- _WHAT NEEDS TO BE DONE_
Output all of the data below exactly as given.

- _RECORD EXCERPTS_
======

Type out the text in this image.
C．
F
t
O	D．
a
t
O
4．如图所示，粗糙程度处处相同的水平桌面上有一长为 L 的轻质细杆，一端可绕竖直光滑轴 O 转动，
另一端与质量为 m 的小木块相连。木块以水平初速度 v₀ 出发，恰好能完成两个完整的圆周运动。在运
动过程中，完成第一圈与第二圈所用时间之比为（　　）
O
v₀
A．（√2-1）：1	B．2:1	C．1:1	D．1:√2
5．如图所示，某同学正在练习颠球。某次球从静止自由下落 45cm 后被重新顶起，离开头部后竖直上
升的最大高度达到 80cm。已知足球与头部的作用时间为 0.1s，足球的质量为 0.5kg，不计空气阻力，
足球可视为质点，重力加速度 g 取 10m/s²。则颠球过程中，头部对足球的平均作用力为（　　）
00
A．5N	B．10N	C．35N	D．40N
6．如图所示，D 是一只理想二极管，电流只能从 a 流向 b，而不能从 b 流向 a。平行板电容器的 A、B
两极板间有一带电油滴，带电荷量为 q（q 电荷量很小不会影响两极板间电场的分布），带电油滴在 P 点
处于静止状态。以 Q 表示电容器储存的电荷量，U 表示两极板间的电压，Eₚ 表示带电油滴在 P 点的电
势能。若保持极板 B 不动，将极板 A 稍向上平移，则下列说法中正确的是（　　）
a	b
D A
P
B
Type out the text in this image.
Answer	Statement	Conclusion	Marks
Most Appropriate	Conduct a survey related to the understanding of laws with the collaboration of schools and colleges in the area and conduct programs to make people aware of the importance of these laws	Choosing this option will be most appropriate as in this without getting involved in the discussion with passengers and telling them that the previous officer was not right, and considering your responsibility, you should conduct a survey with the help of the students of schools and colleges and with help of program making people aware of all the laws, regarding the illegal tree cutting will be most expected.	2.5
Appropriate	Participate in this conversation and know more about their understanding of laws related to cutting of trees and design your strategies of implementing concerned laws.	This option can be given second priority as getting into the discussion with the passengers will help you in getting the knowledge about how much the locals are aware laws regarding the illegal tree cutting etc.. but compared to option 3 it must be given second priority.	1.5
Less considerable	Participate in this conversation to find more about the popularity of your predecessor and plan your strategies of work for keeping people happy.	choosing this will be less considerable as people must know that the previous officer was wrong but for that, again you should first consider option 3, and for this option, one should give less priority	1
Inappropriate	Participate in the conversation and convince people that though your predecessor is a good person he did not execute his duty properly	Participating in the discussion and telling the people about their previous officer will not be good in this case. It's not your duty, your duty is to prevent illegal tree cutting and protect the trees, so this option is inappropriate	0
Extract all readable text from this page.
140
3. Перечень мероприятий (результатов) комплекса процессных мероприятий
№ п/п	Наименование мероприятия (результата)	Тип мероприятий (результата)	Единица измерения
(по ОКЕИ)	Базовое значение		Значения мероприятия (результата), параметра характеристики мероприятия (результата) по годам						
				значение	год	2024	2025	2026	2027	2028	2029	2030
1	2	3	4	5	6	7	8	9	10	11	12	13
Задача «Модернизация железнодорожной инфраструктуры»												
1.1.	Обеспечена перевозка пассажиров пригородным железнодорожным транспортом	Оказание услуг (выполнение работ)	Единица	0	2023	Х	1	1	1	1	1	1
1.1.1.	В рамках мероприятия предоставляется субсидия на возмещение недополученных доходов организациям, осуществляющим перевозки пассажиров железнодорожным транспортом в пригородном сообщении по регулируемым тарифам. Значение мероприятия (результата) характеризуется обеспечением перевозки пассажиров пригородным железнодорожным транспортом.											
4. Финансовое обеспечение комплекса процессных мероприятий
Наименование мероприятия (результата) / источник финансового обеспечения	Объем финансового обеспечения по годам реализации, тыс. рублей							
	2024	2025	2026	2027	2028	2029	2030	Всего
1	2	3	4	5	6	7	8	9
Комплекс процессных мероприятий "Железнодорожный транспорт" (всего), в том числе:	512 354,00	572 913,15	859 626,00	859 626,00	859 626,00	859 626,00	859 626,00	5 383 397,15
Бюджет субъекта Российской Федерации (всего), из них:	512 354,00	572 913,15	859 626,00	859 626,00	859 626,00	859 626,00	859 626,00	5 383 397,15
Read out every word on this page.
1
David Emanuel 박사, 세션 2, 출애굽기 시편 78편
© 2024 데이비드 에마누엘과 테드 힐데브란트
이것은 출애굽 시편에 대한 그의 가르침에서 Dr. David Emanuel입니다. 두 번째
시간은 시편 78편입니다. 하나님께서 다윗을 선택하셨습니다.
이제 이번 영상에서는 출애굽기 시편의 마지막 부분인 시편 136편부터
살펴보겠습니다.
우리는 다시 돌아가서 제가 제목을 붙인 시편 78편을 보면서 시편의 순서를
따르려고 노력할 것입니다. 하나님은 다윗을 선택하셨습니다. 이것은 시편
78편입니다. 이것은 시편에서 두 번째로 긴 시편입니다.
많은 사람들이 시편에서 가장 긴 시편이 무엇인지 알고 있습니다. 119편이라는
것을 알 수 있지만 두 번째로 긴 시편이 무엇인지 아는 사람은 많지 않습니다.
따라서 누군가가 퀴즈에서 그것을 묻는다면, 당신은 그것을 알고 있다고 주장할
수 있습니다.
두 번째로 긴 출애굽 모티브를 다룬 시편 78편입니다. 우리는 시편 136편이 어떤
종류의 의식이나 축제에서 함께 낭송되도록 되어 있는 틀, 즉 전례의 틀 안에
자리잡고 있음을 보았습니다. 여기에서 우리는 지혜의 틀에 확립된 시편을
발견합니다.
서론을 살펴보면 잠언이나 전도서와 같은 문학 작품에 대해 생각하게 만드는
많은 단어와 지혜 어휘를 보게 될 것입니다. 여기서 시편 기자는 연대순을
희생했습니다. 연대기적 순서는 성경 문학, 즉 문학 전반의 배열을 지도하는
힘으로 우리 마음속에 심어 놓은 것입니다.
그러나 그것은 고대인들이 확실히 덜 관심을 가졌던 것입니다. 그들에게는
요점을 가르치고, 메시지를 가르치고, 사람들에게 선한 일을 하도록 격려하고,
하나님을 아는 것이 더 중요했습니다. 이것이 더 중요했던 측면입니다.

======

- _ANSWER BELOW_
Type out the text in this image.
C．
F
t
O	D．
a
t
O
4．如图所示，粗糙程度处处相同的水平桌面上有一长为 L 的轻质细杆，一端可绕竖直光滑轴 O 转动，
另一端与质量为 m 的小木块相连。木块以水平初速度 v₀ 出发，恰好能完成两个完整的圆周运动。在运
动过程中，完成第一圈与第二圈所用时间之比为（　　）
O
v₀
A．（√2-1）：1	B．2:1	C．1:1	D．1:√2
5．如图所示，某同学正在练习颠球。某次球从静止自由下落 45cm 后被重新顶起，离开头部后竖直上
升的最大高度达到 80cm。已知足球与头部的作用时间为 0.1s，足球的质量为 0.5kg，不计空气阻力，
足球可视为质点，重力加速度 g 取 10m/s²。则颠球过程中，头部对足球的平均作用力为（　　）
00
A．5N	B．10N	C．35N	D．40N
6．如图所示，D 是一只理想二极管，电流只能从 a 流向 b，而不能从 b 流向 a。平行板电容器的 A、B
两极板间有一带电油滴，带电荷量为 q（q 电荷量很小不会影响两极板间电场的分布），带电油滴在 P 点
处于静止状态。以 Q 表示电容器储存的电荷量，U 表示两极板间的电压，Eₚ 表示带电油滴在 P 点的电
势能。若保持极板 B 不动，将极板 A 稍向上平移，则下列说法中正确的是（　　）
a	b
D A
P
B
Type out the text in this image.
Answer	Statement	Conclusion	Marks
Most Appropriate	Conduct a survey related to the understanding of laws with the collaboration of schools and colleges in the area and conduct programs to make people aware of the importance of these laws	Choosing this option will be most appropriate as in this without getting involved in the discussion with passengers and telling them that the previous officer was not right, and considering your responsibility, you should conduct a survey with the help of the students of schools and colleges and with help of program making people aware of all the laws, regarding the illegal tree cutting will be most expected.	2.5
Appropriate	Participate in this conversation and know more about their understanding of laws related to cutting of trees and design your strategies of implementing concerned laws.	This option can be given second priority as getting into the discussion with the passengers will help you in getting the knowledge about how much the locals are aware laws regarding the illegal tree cutting etc.. but compared to option 3 it must be given second priority.	1.5
Less considerable	Participate in this conversation to find more about the popularity of your predecessor and plan your strategies of work for keeping people happy.	choosing this will be less considerable as people must know that the previous officer was wrong but for that, again you should first consider option 3, and for this option, one should give less priority	1
Inappropriate	Participate in the conversation and convince people that though your predecessor is a good person he did not execute his duty properly	Participating in the discussion and telling the people about their previous officer will not be good in this case. It's not your duty, your duty is to prevent illegal tree cutting and protect the trees, so this option is inappropriate	0
Extract all readable text from this page.
140
3. Перечень мероприятий (результатов) комплекса процессных мероприятий
№ п/п	Наименование мероприятия (результата)	Тип мероприятий (результата)	Единица измерения
(по ОКЕИ)	Базовое значение		Значения мероприятия (результата), параметра характеристики мероприятия (результата) по годам						
				значение	год	2024	2025	2026	2027	2028	2029	2030
1	2	3	4	5	6	7	8	9	10	11	12	13
Задача «Модернизация железнодорожной инфраструктуры»												
1.1.	Обеспечена перевозка пассажиров пригородным железнодорожным транспортом	Оказание услуг (выполнение работ)	Единица	0	2023	Х	1	1	1	1	1	1
1.1.1.	В рамках мероприятия предоставляется субсидия на возмещение недополученных доходов организациям, осуществляющим перевозки пассажиров железнодорожным транспортом в пригородном сообщении по регулируемым тарифам. Значение мероприятия (результата) характеризуется обеспечением перевозки пассажиров пригородным железнодорожным транспортом.											
4. Финансовое обеспечение комплекса процессных мероприятий
Наименование мероприятия (результата) / источник финансового обеспечения	Объем финансового обеспечения по годам реализации, тыс. рублей							
	2024	2025	2026	2027	2028	2029	2030	Всего
1	2	3	4	5	6	7	8	9
Комплекс процессных мероприятий "Железнодорожный транспорт" (всего), в том числе:	512 354,00	572 913,15	859 626,00	859 626,00	859 626,00	859 626,00	859 626,00	5 383 397,15
Бюджет субъекта Российской Федерации (всего), из них:	512 354,00	572 913,15	859 626,00	859 626,00	859 626,00	859 626,00	859 626,00	5 383 397,15
Read out every word on this page.
1
David Emanuel 박사, 세션 2, 출애굽기 시편 78편
© 2024 데이비드 에마누엘과 테드 힐데브란트
이것은 출애굽 시편에 대한 그의 가르침에서 Dr. David Emanuel입니다. 두 번째
시간은 시편 78편입니다. 하나님께서 다윗을 선택하셨습니다.
이제 이번 영상에서는 출애굽기 시편의 마지막 부분인 시편 136편부터
살펴보겠습니다.
우리는 다시 돌아가서 제가 제목을 붙인 시편 78편을 보면서 시편의 순서를
따르려고 노력할 것입니다. 하나님은 다윗을 선택하셨습니다. 이것은 시편
78편입니다. 이것은 시편에서 두 번째로 긴 시편입니다.
많은 사람들이 시편에서 가장 긴 시편이 무엇인지 알고 있습니다. 119편이라는
것을 알 수 있지만 두 번째로 긴 시편이 무엇인지 아는 사람은 많지 않습니다.
따라서 누군가가 퀴즈에서 그것을 묻는다면, 당신은 그것을 알고 있다고 주장할
수 있습니다.
두 번째로 긴 출애굽 모티브를 다룬 시편 78편입니다. 우리는 시편 136편이 어떤
종류의 의식이나 축제에서 함께 낭송되도록 되어 있는 틀, 즉 전례의 틀 안에
자리잡고 있음을 보았습니다. 여기에서 우리는 지혜의 틀에 확립된 시편을
발견합니다.
서론을 살펴보면 잠언이나 전도서와 같은 문학 작품에 대해 생각하게 만드는
많은 단어와 지혜 어휘를 보게 될 것입니다. 여기서 시편 기자는 연대순을
희생했습니다. 연대기적 순서는 성경 문학, 즉 문학 전반의 배열을 지도하는
힘으로 우리 마음속에 심어 놓은 것입니다.
그러나 그것은 고대인들이 확실히 덜 관심을 가졌던 것입니다. 그들에게는
요점을 가르치고, 메시지를 가르치고, 사람들에게 선한 일을 하도록 격려하고,
하나님을 아는 것이 더 중요했습니다. 이것이 더 중요했던 측면입니다.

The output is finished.